RECORDS TO PROCESS →
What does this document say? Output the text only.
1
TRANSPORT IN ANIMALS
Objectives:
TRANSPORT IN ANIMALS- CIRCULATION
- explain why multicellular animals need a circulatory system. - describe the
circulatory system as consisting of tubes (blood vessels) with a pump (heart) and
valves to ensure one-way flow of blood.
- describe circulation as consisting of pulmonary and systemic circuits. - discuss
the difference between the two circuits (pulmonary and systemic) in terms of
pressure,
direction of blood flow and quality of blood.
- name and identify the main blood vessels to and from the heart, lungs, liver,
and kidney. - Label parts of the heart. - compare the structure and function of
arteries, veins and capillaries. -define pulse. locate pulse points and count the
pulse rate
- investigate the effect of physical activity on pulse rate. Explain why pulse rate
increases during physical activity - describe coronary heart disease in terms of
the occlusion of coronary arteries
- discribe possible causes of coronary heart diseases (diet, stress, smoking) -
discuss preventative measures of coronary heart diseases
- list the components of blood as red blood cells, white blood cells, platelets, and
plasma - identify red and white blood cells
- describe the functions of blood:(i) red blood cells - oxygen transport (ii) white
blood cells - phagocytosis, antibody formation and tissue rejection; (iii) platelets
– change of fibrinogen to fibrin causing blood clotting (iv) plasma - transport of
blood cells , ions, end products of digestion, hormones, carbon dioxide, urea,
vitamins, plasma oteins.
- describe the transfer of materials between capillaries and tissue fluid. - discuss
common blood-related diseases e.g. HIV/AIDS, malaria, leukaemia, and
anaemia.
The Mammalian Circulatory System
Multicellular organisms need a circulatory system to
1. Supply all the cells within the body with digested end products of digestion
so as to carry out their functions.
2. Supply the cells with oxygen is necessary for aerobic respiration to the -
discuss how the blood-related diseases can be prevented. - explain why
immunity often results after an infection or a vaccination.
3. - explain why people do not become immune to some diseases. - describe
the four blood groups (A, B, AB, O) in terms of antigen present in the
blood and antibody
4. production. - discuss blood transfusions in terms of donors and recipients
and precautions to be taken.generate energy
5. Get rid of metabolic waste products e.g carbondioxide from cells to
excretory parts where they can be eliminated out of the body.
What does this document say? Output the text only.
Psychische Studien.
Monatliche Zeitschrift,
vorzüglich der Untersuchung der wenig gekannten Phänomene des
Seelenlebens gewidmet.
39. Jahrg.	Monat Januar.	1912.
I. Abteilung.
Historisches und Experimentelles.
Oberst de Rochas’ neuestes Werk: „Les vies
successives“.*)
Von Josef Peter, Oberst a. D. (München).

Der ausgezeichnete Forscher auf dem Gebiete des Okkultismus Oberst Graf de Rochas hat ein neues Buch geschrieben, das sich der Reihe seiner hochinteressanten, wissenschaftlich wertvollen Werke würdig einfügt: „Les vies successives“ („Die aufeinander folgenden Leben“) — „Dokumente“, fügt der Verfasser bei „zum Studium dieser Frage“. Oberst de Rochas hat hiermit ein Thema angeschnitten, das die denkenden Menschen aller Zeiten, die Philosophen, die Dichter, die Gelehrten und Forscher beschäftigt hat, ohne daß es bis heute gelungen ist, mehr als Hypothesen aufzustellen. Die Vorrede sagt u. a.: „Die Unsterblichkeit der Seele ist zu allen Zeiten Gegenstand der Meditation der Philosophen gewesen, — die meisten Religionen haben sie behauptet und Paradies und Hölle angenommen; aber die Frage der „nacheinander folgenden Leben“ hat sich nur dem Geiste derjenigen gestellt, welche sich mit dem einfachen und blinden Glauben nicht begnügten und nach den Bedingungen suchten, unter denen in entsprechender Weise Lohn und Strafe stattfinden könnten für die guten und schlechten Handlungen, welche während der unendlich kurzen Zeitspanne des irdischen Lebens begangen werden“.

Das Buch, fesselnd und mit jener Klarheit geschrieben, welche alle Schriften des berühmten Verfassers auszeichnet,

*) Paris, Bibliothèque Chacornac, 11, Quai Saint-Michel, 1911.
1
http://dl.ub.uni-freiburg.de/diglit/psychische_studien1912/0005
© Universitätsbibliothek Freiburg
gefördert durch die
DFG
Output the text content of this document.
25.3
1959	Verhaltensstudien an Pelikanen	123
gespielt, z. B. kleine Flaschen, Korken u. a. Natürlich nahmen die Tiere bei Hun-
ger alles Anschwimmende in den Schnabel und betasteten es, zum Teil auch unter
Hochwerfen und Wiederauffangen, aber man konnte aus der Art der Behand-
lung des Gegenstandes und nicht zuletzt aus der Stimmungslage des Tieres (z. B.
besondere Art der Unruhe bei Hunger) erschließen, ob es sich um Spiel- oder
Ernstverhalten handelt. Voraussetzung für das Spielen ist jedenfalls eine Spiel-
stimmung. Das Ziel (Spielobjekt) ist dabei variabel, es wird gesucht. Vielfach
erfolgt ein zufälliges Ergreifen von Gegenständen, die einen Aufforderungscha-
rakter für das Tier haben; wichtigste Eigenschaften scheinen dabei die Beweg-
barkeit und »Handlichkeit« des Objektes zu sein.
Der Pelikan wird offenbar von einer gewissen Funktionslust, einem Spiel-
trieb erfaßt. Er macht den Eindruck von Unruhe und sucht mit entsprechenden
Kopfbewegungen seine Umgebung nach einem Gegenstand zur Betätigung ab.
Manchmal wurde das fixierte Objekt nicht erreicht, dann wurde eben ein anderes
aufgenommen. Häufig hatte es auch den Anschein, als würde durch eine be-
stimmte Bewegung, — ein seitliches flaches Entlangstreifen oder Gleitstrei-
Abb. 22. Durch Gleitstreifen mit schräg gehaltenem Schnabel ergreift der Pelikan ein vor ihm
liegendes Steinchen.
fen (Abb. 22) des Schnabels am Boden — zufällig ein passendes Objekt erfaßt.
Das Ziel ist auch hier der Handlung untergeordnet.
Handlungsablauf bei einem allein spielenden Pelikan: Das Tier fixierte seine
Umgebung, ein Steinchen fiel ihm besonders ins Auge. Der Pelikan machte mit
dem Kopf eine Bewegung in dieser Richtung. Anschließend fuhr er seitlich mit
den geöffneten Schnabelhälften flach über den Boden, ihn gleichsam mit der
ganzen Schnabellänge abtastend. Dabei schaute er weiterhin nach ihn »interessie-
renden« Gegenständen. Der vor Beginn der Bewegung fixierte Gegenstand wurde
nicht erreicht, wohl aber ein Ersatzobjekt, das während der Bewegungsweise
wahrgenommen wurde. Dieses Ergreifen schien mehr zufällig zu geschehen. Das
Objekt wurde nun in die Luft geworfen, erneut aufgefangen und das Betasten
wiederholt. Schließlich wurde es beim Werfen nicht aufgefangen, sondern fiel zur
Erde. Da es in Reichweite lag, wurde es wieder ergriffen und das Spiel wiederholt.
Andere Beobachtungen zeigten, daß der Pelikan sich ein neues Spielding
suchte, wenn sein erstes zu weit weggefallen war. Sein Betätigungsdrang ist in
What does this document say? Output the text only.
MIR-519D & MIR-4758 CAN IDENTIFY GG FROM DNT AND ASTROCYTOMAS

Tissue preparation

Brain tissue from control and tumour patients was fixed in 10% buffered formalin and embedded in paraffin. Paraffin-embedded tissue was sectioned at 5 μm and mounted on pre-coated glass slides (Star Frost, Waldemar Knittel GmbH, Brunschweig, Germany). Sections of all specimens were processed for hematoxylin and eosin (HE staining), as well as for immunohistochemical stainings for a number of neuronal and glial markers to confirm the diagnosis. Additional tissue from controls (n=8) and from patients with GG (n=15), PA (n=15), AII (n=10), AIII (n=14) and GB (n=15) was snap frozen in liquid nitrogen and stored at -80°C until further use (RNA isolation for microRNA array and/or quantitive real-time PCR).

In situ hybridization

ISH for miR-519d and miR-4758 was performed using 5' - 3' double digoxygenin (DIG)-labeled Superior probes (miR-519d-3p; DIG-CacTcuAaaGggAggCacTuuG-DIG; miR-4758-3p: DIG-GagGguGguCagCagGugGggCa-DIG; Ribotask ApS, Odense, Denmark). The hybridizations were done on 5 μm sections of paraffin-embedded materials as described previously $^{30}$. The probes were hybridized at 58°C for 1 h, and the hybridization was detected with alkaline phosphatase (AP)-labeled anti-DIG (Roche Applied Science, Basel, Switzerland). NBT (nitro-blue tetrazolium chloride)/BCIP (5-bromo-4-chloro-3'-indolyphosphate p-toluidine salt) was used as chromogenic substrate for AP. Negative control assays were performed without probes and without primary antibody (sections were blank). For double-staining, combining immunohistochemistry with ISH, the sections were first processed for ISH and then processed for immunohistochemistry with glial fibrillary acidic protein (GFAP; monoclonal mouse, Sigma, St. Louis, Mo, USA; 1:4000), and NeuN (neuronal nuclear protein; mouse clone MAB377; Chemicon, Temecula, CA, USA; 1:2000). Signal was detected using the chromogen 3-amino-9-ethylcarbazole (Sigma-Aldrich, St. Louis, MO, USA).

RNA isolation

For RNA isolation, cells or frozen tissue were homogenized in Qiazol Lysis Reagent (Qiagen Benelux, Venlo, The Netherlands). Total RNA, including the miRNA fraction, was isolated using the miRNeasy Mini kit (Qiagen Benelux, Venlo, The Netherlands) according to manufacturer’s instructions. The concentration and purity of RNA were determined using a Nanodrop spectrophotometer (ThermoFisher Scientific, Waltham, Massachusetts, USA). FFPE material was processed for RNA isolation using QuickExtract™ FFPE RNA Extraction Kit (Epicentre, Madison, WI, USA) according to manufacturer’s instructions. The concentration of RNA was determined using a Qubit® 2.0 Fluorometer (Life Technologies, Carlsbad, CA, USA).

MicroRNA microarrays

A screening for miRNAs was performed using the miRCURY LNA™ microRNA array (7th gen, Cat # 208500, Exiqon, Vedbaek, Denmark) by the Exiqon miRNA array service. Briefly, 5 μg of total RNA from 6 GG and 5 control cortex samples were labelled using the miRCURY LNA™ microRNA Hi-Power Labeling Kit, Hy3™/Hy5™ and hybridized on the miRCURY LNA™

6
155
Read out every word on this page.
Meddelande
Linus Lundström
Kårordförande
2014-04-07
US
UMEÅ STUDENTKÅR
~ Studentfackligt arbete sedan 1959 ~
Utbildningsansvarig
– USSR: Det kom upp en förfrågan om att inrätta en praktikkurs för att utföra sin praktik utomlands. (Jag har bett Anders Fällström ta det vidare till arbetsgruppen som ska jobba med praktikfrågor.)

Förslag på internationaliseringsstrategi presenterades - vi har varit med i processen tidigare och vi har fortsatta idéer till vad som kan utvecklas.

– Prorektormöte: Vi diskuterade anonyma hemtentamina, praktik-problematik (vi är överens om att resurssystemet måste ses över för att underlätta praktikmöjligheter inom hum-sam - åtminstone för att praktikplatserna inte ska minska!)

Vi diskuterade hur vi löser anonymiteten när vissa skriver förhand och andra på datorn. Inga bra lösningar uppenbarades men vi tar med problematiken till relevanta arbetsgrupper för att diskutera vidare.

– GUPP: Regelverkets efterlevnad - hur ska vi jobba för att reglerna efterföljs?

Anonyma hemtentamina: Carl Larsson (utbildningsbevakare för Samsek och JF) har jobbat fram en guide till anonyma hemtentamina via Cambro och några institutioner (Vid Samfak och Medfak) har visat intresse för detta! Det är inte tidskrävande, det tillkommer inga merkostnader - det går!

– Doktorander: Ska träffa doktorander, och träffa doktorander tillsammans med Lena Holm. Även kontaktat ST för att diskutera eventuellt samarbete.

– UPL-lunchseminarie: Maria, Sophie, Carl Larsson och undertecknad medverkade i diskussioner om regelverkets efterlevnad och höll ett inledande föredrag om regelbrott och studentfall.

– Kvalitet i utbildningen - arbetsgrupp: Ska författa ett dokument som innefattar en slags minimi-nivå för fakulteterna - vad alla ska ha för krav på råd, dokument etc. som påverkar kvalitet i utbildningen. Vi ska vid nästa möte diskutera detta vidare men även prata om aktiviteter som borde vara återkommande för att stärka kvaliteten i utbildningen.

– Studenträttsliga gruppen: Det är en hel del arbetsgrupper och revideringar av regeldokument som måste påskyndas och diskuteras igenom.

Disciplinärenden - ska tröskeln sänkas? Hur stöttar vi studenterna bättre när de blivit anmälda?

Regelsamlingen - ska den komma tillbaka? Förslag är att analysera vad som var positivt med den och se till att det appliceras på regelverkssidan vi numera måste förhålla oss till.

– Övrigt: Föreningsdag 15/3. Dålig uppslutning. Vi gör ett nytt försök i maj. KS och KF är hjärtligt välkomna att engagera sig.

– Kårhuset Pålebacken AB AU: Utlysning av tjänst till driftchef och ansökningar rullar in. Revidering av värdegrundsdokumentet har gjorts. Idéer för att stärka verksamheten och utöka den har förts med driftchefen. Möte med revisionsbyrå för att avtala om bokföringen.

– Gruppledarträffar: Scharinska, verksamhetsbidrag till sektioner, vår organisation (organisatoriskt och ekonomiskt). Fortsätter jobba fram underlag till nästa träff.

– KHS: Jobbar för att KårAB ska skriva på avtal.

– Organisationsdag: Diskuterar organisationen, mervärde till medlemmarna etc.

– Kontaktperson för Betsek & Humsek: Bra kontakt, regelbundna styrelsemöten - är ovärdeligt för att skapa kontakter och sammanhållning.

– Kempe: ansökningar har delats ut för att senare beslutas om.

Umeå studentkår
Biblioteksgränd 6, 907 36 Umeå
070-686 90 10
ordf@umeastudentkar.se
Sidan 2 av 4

WHAT IS BEING ASKED →
Reproduce every line above containing "nästa".

OUTPUT BELOW →
– Kvalitet i utbildningen - arbetsgrupp: Ska författa ett dokument som innefattar en slags minimi-nivå för fakulteterna - vad alla ska ha för krav på råd, dokument etc. som påverkar kvalitet i utbildningen. Vi ska vid nästa möte diskutera detta vidare men även prata om aktiviteter som borde vara återkommande för att stärka kvaliteten i utbildningen.
– Gruppledarträffar: Scharinska, verksamhetsbidrag till sektioner, vår organisation (organisatoriskt och ekonomiskt). Fortsätter jobba fram underlag till nästa träff.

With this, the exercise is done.